■ **Provided information**
═══
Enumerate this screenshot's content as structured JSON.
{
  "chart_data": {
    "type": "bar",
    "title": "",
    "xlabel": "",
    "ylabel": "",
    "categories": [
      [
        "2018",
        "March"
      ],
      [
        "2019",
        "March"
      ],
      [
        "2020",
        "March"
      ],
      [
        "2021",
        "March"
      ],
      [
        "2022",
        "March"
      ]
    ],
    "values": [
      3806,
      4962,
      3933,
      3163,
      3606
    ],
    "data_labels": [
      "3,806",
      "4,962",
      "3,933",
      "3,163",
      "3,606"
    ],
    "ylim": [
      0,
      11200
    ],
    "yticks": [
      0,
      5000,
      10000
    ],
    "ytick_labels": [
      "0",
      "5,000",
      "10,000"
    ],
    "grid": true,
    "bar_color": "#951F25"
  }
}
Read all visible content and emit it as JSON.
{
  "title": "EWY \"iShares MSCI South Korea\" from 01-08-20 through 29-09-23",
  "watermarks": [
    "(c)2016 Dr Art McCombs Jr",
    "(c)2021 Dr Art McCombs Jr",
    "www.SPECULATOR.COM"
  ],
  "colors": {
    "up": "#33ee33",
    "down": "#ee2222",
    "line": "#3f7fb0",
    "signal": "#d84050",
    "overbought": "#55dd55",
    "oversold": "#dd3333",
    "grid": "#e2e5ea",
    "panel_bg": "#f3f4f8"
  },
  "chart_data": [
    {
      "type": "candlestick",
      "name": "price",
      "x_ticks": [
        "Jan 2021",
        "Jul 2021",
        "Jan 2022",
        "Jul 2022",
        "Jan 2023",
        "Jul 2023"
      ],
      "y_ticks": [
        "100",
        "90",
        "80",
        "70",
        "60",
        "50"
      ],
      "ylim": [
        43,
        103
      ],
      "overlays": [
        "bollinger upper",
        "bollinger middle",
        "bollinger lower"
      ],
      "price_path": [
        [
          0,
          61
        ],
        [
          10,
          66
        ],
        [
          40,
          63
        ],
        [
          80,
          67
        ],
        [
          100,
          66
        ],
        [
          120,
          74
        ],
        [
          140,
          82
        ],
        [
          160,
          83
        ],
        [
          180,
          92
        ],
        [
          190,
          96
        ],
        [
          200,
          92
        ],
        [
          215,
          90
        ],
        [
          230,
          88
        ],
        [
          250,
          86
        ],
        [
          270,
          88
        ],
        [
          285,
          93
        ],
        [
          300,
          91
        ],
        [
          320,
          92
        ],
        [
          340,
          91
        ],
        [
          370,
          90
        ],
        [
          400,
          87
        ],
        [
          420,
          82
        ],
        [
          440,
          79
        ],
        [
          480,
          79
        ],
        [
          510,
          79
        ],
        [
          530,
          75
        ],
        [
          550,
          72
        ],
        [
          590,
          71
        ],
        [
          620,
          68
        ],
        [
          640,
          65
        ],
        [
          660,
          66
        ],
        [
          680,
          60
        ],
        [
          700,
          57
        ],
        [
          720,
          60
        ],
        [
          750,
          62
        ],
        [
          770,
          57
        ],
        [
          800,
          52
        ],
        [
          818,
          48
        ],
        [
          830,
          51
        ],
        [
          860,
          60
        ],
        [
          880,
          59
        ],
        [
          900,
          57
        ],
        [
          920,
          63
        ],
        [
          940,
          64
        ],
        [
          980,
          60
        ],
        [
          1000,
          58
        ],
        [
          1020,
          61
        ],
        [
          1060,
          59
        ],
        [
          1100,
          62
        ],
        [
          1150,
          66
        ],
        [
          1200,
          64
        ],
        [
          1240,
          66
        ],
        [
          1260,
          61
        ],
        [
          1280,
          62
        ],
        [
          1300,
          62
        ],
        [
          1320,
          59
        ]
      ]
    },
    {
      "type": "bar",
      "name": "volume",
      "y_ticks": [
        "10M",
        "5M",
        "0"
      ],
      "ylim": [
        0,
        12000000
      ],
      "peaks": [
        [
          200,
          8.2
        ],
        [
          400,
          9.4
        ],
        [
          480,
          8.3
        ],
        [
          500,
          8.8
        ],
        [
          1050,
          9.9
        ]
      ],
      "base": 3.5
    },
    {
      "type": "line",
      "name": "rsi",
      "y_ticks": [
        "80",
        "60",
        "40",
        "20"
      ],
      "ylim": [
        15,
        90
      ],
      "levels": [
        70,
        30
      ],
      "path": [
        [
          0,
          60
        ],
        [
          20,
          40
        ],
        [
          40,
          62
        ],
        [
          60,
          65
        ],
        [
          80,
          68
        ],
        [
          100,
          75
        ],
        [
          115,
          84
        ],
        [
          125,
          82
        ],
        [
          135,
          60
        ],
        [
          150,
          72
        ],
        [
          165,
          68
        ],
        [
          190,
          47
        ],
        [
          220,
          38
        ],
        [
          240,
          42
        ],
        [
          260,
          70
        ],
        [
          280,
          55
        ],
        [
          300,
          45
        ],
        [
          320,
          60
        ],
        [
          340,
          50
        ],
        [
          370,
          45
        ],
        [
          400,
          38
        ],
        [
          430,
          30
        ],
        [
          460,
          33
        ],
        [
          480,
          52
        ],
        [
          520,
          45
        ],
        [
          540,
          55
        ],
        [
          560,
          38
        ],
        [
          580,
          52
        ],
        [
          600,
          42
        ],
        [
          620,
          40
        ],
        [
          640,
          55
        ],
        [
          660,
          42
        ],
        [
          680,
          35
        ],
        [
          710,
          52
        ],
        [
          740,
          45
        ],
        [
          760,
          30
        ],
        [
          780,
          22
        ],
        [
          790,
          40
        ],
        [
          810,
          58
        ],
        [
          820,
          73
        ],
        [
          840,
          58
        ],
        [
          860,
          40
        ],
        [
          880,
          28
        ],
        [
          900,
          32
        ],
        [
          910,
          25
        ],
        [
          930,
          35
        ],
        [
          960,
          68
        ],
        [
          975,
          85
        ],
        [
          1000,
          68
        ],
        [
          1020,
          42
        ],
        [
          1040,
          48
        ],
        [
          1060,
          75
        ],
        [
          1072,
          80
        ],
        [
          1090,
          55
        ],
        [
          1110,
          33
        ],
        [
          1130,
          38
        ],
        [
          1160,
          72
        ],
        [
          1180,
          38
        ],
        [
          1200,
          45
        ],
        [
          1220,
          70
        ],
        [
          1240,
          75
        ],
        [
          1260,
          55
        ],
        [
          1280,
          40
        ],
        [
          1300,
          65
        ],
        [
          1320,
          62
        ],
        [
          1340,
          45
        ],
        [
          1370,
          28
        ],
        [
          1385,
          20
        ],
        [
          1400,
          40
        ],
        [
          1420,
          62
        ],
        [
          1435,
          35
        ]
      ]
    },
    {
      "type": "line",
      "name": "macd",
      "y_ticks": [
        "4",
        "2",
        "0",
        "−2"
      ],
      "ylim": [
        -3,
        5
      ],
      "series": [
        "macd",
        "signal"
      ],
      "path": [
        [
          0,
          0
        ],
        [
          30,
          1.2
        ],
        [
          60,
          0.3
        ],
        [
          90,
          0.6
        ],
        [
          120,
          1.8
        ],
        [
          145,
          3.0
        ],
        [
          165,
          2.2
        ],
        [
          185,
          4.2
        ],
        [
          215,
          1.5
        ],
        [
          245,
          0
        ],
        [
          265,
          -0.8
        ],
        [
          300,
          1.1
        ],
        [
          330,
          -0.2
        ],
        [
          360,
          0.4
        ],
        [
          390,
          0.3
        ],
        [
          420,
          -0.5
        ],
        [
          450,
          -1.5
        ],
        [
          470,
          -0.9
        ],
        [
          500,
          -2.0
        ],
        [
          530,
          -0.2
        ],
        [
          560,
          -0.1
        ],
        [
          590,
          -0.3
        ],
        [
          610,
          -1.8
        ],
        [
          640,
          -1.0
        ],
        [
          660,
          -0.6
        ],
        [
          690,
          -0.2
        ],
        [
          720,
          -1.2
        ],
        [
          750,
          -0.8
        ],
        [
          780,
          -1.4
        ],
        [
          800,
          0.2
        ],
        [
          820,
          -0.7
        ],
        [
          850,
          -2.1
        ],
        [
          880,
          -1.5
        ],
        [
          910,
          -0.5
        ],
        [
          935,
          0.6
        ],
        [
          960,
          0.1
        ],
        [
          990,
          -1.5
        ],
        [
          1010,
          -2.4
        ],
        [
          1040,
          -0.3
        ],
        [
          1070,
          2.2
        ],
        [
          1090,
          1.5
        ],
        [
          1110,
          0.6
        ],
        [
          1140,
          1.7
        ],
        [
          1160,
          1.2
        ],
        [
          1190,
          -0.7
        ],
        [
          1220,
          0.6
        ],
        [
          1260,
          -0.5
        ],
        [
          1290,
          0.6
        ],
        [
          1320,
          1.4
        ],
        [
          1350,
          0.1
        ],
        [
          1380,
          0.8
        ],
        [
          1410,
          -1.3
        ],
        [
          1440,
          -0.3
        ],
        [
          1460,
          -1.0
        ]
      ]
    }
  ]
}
═══
■ **Problem to work on**
Wherever "bollinger" shows up in a line, copy that line.

■ **Written response**
        "bollinger upper",
        "bollinger middle",
        "bollinger lower"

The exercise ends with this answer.